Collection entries

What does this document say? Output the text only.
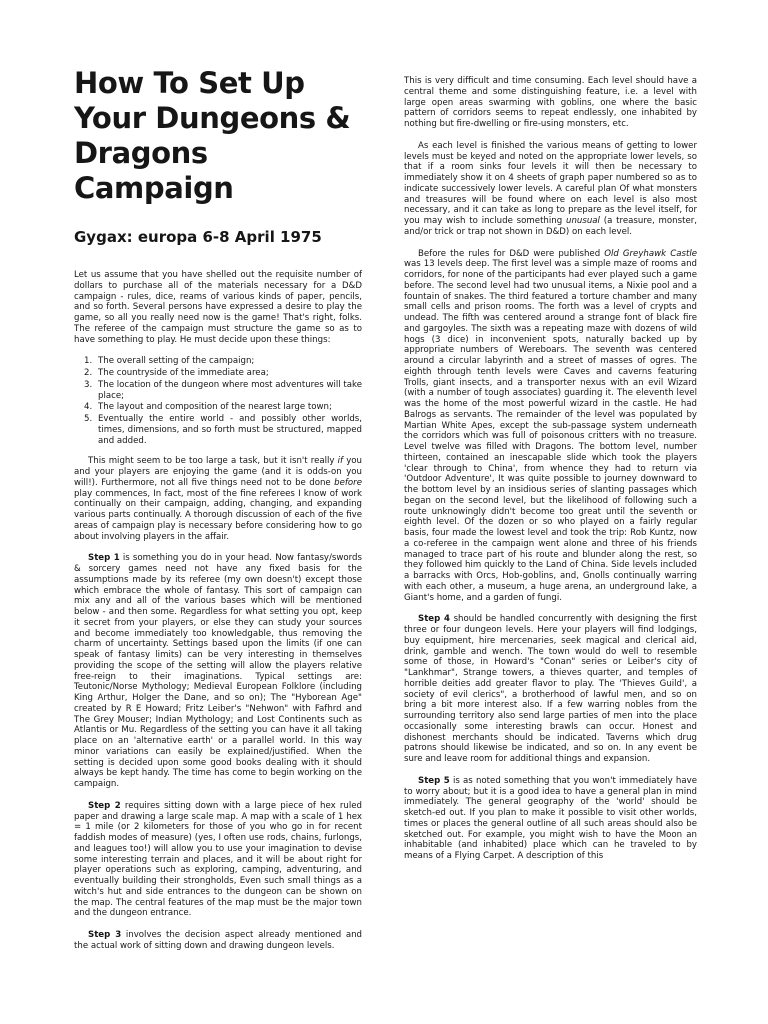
How To Set Up Your Dungeons & Dragons Campaign
Gygax: europa 6-8 April 1975

Let us assume that you have shelled out the requisite number of dollars to purchase all of the materials necessary for a D&D campaign - rules, dice, reams of various kinds of paper, pencils, and so forth. Several persons have expressed a desire to play the game, so all you really need now is the game! That's right, folks. The referee of the campaign must structure the game so as to have something to play. He must decide upon these things:

1. The overall setting of the campaign;
2. The countryside of the immediate area;
3. The location of the dungeon where most adventures will take place;
4. The layout and composition of the nearest large town;
5. Eventually the entire world - and possibly other worlds, times, dimensions, and so forth must be structured, mapped and added.

This might seem to be too large a task, but it isn't really if you and your players are enjoying the game (and it is odds-on you will!). Furthermore, not all five things need not to be done before play commences, In fact, most of the fine referees I know of work continually on their campaign, adding, changing, and expanding various parts continually. A thorough discussion of each of the five areas of campaign play is necessary before considering how to go about involving players in the affair.

Step 1 is something you do in your head. Now fantasy/swords & sorcery games need not have any fixed basis for the assumptions made by its referee (my own doesn't) except those which embrace the whole of fantasy. This sort of campaign can mix any and all of the various bases which will be mentioned below - and then some. Regardless for what setting you opt, keep it secret from your players, or else they can study your sources and become immediately too knowledgable, thus removing the charm of uncertainty. Settings based upon the limits (if one can speak of fantasy limits) can be very interesting in themselves providing the scope of the setting will allow the players relative free-reign to their imaginations. Typical settings are: Teutonic/Norse Mythology; Medieval European Folklore (including King Arthur, Holger the Dane, and so on); The "Hyborean Age" created by R E Howard; Fritz Leiber's "Nehwon" with Fafhrd and The Grey Mouser; Indian Mythology; and Lost Continents such as Atlantis or Mu. Regardless of the setting you can have it all taking place on an 'alternative earth' or a parallel world. In this way minor variations can easily be explained/justified. When the setting is decided upon some good books dealing with it should always be kept handy. The time has come to begin working on the campaign.

Step 2 requires sitting down with a large piece of hex ruled paper and drawing a large scale map. A map with a scale of 1 hex = 1 mile (or 2 kilometers for those of you who go in for recent faddish modes of measure) (yes, I often use rods, chains, furlongs, and leagues too!) will allow you to use your imagination to devise some interesting terrain and places, and it will be about right for player operations such as exploring, camping, adventuring, and eventually building their strongholds, Even such small things as a witch's hut and side entrances to the dungeon can be shown on the map. The central features of the map must be the major town and the dungeon entrance.

Step 3 involves the decision aspect already mentioned and the actual work of sitting down and drawing dungeon levels.

This is very difficult and time consuming. Each level should have a central theme and some distinguishing feature, i.e. a level with large open areas swarming with goblins, one where the basic pattern of corridors seems to repeat endlessly, one inhabited by nothing but fire-dwelling or fire-using monsters, etc.

As each level is finished the various means of getting to lower levels must be keyed and noted on the appropriate lower levels, so that if a room sinks four levels it will then be necessary to immediately show it on 4 sheets of graph paper numbered so as to indicate successively lower levels. A careful plan Of what monsters and treasures will be found where on each level is also most necessary, and it can take as long to prepare as the level itself, for you may wish to include something unusual (a treasure, monster, and/or trick or trap not shown in D&D) on each level.

Before the rules for D&D were published Old Greyhawk Castle was 13 levels deep. The first level was a simple maze of rooms and corridors, for none of the participants had ever played such a game before. The second level had two unusual items, a Nixie pool and a fountain of snakes. The third featured a torture chamber and many small cells and prison rooms. The forth was a level of crypts and undead. The fifth was centered around a strange font of black fire and gargoyles. The sixth was a repeating maze with dozens of wild hogs (3 dice) in inconvenient spots, naturally backed up by appropriate numbers of Wereboars. The seventh was centered around a circular labyrinth and a street of masses of ogres. The eighth through tenth levels were Caves and caverns featuring Trolls, giant insects, and a transporter nexus with an evil Wizard (with a number of tough associates) guarding it. The eleventh level was the home of the most powerful wizard in the castle. He had Balrogs as servants. The remainder of the level was populated by Martian White Apes, except the sub-passage system underneath the corridors which was full of poisonous critters with no treasure. Level twelve was filled with Dragons. The bottom level, number thirteen, contained an inescapable slide which took the players 'clear through to China', from whence they had to return via 'Outdoor Adventure', It was quite possible to journey downward to the bottom level by an insidious series of slanting passages which began on the second level, but the likelihood of following such a route unknowingly didn't become too great until the seventh or eighth level. Of the dozen or so who played on a fairly regular basis, four made the lowest level and took the trip: Rob Kuntz, now a co-referee in the campaign went alone and three of his friends managed to trace part of his route and blunder along the rest, so they followed him quickly to the Land of China. Side levels included a barracks with Orcs, Hob-goblins, and, Gnolls continually warring with each other, a museum, a huge arena, an underground lake, a Giant's home, and a garden of fungi.

Step 4 should be handled concurrently with designing the first three or four dungeon levels. Here your players will find lodgings, buy equipment, hire mercenaries, seek magical and clerical aid, drink, gamble and wench. The town would do well to resemble some of those, in Howard's "Conan" series or Leiber's city of "Lankhmar", Strange towers, a thieves quarter, and temples of horrible deities add greater flavor to play. The 'Thieves Guild', a society of evil clerics", a brotherhood of lawful men, and so on bring a bit more interest also. If a few warring nobles from the surrounding territory also send large parties of men into the place occasionally some interesting brawls can occur. Honest and dishonest merchants should be indicated. Taverns which drug patrons should likewise be indicated, and so on. In any event be sure and leave room for additional things and expansion.

Step 5 is as noted something that you won't immediately have to worry about; but it is a good idea to have a general plan in mind immediately. The general geography of the 'world' should be sketch-ed out. If you plan to make it possible to visit other worlds, times or places the general outline of all such areas should also be sketched out. For example, you might wish to have the Moon an inhabitable (and inhabited) place which can he traveled to by means of a Flying Carpet. A description of this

§ What is required: Select every line in the records above that contains the word "shown".

§ Response area:
Step 2 requires sitting down with a large piece of hex ruled paper and drawing a large scale map. A map with a scale of 1 hex = 1 mile (or 2 kilometers for those of you who go in for recent faddish modes of measure) (yes, I often use rods, chains, furlongs, and leagues too!) will allow you to use your imagination to devise some interesting terrain and places, and it will be about right for player operations such as exploring, camping, adventuring, and eventually building their strongholds, Even such small things as a witch's hut and side entrances to the dungeon can be shown on the map. The central features of the map must be the major town and the dungeon entrance.
As each level is finished the various means of getting to lower levels must be keyed and noted on the appropriate lower levels, so that if a room sinks four levels it will then be necessary to immediately show it on 4 sheets of graph paper numbered so as to indicate successively lower levels. A careful plan Of what monsters and treasures will be found where on each level is also most necessary, and it can take as long to prepare as the level itself, for you may wish to include something unusual (a treasure, monster, and/or trick or trap not shown in D&D) on each level.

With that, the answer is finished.